# TASK TO COMPLETE
Produce an exact copy of all the records.

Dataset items

┄┄┄┄┄┄┄┄┄┄

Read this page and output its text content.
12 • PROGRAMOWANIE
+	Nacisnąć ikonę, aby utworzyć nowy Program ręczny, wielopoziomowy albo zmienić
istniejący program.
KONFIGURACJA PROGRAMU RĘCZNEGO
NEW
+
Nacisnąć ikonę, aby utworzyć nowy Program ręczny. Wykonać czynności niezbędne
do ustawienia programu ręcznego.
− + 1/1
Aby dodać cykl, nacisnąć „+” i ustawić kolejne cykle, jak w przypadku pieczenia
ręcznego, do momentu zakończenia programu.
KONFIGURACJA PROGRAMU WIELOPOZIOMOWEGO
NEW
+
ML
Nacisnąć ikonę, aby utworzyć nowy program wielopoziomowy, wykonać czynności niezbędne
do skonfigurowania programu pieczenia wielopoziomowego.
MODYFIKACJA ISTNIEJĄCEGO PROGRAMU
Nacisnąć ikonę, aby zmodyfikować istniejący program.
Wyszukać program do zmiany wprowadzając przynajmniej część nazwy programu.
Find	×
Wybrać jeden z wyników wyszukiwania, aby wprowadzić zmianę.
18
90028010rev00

┄┄┄┄┄┄┄┄┄┄

# FULL OUTPUT
Read this page and output its text content.
12 • PROGRAMOWANIE
+	Nacisnąć ikonę, aby utworzyć nowy Program ręczny, wielopoziomowy albo zmienić
istniejący program.
KONFIGURACJA PROGRAMU RĘCZNEGO
NEW
+
Nacisnąć ikonę, aby utworzyć nowy Program ręczny. Wykonać czynności niezbędne
do ustawienia programu ręcznego.
− + 1/1
Aby dodać cykl, nacisnąć „+” i ustawić kolejne cykle, jak w przypadku pieczenia
ręcznego, do momentu zakończenia programu.
KONFIGURACJA PROGRAMU WIELOPOZIOMOWEGO
NEW
+
ML
Nacisnąć ikonę, aby utworzyć nowy program wielopoziomowy, wykonać czynności niezbędne
do skonfigurowania programu pieczenia wielopoziomowego.
MODYFIKACJA ISTNIEJĄCEGO PROGRAMU
Nacisnąć ikonę, aby zmodyfikować istniejący program.
Wyszukać program do zmiany wprowadzając przynajmniej część nazwy programu.
Find	×
Wybrać jeden z wyników wyszukiwania, aby wprowadzić zmianę.
18
90028010rev00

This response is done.